→ **What to work on**:
Show every line below where "есть" can be found.

→ **Material for this exercise**:
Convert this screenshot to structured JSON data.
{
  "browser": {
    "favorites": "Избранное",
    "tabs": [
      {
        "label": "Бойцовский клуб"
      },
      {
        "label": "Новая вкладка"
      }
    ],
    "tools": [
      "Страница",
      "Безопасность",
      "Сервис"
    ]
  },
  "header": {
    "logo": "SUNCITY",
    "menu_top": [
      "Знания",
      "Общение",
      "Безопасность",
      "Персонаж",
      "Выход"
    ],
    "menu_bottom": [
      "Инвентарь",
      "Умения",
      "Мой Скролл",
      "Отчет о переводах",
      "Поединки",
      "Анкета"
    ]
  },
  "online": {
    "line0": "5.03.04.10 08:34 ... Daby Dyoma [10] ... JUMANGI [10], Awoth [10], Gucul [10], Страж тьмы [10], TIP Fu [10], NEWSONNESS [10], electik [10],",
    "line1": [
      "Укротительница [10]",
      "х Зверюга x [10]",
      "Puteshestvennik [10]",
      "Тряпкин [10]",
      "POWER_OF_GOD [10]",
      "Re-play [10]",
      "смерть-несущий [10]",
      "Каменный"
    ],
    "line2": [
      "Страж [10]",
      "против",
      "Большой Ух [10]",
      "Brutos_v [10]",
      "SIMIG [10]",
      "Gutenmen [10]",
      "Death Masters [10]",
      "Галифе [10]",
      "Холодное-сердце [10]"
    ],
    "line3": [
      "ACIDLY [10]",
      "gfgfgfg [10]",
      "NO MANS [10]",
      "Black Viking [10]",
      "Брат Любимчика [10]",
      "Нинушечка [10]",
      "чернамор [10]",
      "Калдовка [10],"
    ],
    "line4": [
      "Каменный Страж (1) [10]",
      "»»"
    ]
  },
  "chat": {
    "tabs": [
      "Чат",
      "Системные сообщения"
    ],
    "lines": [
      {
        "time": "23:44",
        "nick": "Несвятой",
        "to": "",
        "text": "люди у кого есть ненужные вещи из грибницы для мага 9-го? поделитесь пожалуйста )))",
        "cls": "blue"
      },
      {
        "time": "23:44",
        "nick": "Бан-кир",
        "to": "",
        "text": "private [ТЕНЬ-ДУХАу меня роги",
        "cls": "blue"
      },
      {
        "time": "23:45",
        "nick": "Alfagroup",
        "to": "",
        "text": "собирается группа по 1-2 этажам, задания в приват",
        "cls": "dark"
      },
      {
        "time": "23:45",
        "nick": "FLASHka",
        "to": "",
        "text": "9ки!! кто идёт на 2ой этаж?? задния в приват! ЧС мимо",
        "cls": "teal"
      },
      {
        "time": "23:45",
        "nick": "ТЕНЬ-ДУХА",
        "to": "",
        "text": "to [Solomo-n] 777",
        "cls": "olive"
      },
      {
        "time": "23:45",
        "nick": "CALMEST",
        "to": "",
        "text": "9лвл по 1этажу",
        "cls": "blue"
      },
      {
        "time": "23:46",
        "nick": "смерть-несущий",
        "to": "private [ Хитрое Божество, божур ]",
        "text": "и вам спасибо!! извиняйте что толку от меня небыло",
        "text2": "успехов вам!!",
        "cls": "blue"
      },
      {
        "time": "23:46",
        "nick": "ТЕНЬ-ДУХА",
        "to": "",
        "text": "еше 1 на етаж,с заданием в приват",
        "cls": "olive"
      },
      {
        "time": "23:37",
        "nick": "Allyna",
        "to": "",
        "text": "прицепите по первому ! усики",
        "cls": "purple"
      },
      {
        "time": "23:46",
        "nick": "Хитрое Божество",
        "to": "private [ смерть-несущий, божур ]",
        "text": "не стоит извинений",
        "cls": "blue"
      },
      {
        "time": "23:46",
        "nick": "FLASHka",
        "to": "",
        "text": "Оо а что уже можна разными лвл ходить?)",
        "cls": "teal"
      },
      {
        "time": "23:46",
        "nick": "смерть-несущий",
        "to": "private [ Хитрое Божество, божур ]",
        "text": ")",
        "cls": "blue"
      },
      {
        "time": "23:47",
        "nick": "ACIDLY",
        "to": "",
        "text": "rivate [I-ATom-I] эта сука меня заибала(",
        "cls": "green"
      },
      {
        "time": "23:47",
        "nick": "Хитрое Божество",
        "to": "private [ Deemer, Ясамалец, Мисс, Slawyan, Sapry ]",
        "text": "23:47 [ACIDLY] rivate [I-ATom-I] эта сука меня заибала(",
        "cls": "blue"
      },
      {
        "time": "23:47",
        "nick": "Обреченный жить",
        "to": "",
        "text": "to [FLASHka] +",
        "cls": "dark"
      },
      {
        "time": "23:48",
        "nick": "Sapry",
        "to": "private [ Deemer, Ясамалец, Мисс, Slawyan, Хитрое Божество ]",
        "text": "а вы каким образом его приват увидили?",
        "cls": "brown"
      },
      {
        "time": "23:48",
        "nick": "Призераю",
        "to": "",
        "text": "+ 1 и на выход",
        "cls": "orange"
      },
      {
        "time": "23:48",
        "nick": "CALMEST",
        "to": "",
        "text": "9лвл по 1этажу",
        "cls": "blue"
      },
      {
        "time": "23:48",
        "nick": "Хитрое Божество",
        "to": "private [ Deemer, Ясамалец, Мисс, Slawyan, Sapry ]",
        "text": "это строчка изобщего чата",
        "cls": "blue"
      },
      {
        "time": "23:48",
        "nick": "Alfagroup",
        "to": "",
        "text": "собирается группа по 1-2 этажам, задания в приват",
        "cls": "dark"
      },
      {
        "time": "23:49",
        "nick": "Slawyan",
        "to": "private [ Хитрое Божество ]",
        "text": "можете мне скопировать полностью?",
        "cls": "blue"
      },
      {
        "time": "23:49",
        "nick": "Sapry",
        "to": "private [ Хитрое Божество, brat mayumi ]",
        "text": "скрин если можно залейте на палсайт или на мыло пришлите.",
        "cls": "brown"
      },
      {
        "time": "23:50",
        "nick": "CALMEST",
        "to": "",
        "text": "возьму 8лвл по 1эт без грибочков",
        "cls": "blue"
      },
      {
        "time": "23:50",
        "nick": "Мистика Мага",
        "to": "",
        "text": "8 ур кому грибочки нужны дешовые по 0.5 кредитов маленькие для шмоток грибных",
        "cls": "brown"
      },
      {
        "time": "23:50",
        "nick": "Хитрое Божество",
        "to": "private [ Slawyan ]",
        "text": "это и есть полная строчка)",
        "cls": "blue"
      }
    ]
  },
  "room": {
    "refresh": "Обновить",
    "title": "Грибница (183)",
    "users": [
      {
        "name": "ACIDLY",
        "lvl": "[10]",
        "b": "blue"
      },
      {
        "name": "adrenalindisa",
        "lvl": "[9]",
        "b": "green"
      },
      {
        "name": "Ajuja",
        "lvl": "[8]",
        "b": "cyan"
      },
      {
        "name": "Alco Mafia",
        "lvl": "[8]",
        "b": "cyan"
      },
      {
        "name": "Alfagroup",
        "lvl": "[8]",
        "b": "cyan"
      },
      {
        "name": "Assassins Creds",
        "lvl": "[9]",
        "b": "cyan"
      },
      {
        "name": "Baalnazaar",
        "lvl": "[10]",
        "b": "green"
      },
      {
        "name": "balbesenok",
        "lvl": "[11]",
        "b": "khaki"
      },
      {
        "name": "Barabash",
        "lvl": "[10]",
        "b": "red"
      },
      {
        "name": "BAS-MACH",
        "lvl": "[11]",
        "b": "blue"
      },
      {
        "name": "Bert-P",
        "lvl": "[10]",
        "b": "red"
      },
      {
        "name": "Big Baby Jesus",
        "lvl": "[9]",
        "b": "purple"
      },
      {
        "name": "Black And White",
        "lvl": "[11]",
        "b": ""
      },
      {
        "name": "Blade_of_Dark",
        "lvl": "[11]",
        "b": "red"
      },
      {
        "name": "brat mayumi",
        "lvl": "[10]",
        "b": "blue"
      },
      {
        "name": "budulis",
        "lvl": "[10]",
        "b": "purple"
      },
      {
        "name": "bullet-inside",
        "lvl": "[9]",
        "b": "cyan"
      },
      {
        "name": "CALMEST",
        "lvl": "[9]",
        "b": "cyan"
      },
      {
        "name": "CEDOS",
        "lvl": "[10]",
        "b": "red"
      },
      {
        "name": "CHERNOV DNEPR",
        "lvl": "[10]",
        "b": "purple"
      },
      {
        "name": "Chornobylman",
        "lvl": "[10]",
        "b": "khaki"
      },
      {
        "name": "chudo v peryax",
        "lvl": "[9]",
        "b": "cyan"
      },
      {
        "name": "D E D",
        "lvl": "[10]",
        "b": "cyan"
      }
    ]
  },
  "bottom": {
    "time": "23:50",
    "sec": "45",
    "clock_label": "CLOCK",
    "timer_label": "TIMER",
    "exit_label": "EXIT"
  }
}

→ **Output**:
        "text": "люди у кого есть ненужные вещи из грибницы для мага 9-го? поделитесь пожалуйста )))",
        "text": "это и есть полная строчка)",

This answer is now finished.